Document section section start

BOSTON (WBZ NewsRadio) — Legal Sea Foods has sued its insurance company over coverage for losses caused by the coronavirus pandemic.
The Boston-based restaurant chain says Strathmore Insurance Co. rejected its damages claim under its "business interruption policy."
CEO Roger Berkowitz says when the pandemic hit, his restaurants were forced to shutdown, resulting in 3,100 furloughs and other business losses.
"We enacted our business interruption insurance and it was promptly rejected," Berkowitz tells WBZ.
Berkowitz says that in rejecting the claim, the insurance company said, "Your policy was issued March 1, well after it was known that the pandemic was in effect, and there were no exclusions for it."
After seeking legal advice, Berkowitz said he determined Legal had a case.
"Most insurance companies now are just flatly denying without looking into it," Berkowitz says.
Insurers have been writing a pandemic exclusion into some business interruption contract since the SARS outbreak in 2003, according to The Boston Globe.

Document section section end

• [Try it]: Return the news report above about Legal Sea Foods suing its insurer, reproducing every word and punctuation mark without change.

Recorded data section start

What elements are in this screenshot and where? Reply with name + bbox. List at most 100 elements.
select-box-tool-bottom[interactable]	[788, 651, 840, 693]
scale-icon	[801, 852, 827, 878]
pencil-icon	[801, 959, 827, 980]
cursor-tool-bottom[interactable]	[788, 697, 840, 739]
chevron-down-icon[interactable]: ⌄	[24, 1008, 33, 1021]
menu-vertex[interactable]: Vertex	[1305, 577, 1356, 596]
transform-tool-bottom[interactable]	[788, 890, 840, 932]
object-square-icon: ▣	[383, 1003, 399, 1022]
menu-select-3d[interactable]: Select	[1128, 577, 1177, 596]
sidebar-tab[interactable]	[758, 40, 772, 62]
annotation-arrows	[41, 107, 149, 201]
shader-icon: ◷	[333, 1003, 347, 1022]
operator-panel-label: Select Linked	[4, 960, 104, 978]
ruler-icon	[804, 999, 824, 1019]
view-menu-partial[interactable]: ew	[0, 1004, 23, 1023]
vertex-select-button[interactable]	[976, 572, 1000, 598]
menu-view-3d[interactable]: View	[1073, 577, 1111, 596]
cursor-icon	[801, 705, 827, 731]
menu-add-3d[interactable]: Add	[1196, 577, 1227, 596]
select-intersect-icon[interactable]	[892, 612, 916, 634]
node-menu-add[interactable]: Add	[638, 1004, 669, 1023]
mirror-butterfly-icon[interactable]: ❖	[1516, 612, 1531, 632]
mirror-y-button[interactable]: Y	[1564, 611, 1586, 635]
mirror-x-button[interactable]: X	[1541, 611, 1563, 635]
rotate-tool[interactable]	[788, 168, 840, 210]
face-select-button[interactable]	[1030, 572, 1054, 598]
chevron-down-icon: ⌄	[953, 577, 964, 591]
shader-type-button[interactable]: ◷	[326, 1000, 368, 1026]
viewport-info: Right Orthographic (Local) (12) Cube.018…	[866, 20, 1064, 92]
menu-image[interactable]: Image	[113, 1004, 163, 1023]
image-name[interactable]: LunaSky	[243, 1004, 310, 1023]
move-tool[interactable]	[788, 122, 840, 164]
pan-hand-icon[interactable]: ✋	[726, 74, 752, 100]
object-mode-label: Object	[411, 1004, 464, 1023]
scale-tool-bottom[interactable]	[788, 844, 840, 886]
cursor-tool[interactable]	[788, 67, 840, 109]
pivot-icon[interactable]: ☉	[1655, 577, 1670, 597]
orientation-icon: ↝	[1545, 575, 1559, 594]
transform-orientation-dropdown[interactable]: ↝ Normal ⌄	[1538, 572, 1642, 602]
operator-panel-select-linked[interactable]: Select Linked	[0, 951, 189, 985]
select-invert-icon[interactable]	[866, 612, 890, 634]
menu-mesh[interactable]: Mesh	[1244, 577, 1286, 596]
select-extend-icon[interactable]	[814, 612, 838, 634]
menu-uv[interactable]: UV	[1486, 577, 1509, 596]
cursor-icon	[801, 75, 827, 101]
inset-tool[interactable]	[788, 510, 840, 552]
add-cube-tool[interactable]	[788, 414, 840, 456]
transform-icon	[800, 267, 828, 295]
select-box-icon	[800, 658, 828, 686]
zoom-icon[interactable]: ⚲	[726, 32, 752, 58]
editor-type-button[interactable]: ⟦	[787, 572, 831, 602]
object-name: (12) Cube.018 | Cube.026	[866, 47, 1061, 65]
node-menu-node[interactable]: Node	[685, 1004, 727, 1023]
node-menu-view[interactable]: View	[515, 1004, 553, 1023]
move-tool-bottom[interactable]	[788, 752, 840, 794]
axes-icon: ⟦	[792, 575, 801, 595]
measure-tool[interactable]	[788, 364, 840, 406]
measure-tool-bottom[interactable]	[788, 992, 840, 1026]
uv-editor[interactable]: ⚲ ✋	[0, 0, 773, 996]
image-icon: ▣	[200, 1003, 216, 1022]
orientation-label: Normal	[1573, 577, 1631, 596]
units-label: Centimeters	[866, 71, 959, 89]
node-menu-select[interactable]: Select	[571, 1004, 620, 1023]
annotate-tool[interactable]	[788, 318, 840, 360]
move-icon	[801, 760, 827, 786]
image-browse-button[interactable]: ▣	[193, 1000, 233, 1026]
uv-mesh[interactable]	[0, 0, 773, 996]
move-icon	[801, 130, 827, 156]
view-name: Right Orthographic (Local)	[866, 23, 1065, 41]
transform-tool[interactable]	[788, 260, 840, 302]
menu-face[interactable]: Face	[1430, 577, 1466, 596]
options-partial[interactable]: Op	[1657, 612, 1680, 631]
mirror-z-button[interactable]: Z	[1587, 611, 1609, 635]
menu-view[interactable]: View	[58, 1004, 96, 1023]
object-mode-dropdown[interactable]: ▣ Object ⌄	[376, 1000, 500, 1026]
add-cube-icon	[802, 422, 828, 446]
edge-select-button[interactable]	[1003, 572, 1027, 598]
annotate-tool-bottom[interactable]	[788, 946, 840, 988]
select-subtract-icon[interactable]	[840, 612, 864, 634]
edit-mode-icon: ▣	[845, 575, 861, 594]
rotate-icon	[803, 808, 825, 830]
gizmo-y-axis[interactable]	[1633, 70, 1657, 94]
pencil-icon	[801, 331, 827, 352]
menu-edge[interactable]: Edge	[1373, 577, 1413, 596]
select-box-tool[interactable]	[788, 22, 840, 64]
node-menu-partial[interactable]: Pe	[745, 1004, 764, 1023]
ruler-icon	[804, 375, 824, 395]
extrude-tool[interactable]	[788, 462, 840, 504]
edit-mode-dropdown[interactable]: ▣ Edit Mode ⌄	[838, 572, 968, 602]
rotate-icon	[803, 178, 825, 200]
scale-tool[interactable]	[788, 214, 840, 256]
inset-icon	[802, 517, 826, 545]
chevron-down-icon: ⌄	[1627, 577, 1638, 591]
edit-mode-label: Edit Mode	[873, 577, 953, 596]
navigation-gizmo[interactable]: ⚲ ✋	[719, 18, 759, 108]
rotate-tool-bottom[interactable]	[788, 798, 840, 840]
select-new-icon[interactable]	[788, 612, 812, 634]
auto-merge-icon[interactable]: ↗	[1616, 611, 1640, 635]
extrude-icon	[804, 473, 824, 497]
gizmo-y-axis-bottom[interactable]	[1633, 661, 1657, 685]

Recorded data section end

• [The answer]:
BOSTON (WBZ NewsRadio) — Legal Sea Foods has sued its insurance company over coverage for losses caused by the coronavirus pandemic.
The Boston-based restaurant chain says Strathmore Insurance Co. rejected its damages claim under its "business interruption policy."
CEO Roger Berkowitz says when the pandemic hit, his restaurants were forced to shutdown, resulting in 3,100 furloughs and other business losses.
"We enacted our business interruption insurance and it was promptly rejected," Berkowitz tells WBZ.
Berkowitz says that in rejecting the claim, the insurance company said, "Your policy was issued March 1, well after it was known that the pandemic was in effect, and there were no exclusions for it."
After seeking legal advice, Berkowitz said he determined Legal had a case.
"Most insurance companies now are just flatly denying without looking into it," Berkowitz says.
Insurers have been writing a pandemic exclusion into some business interruption contract since the SARS outbreak in 2003, according to The Boston Globe.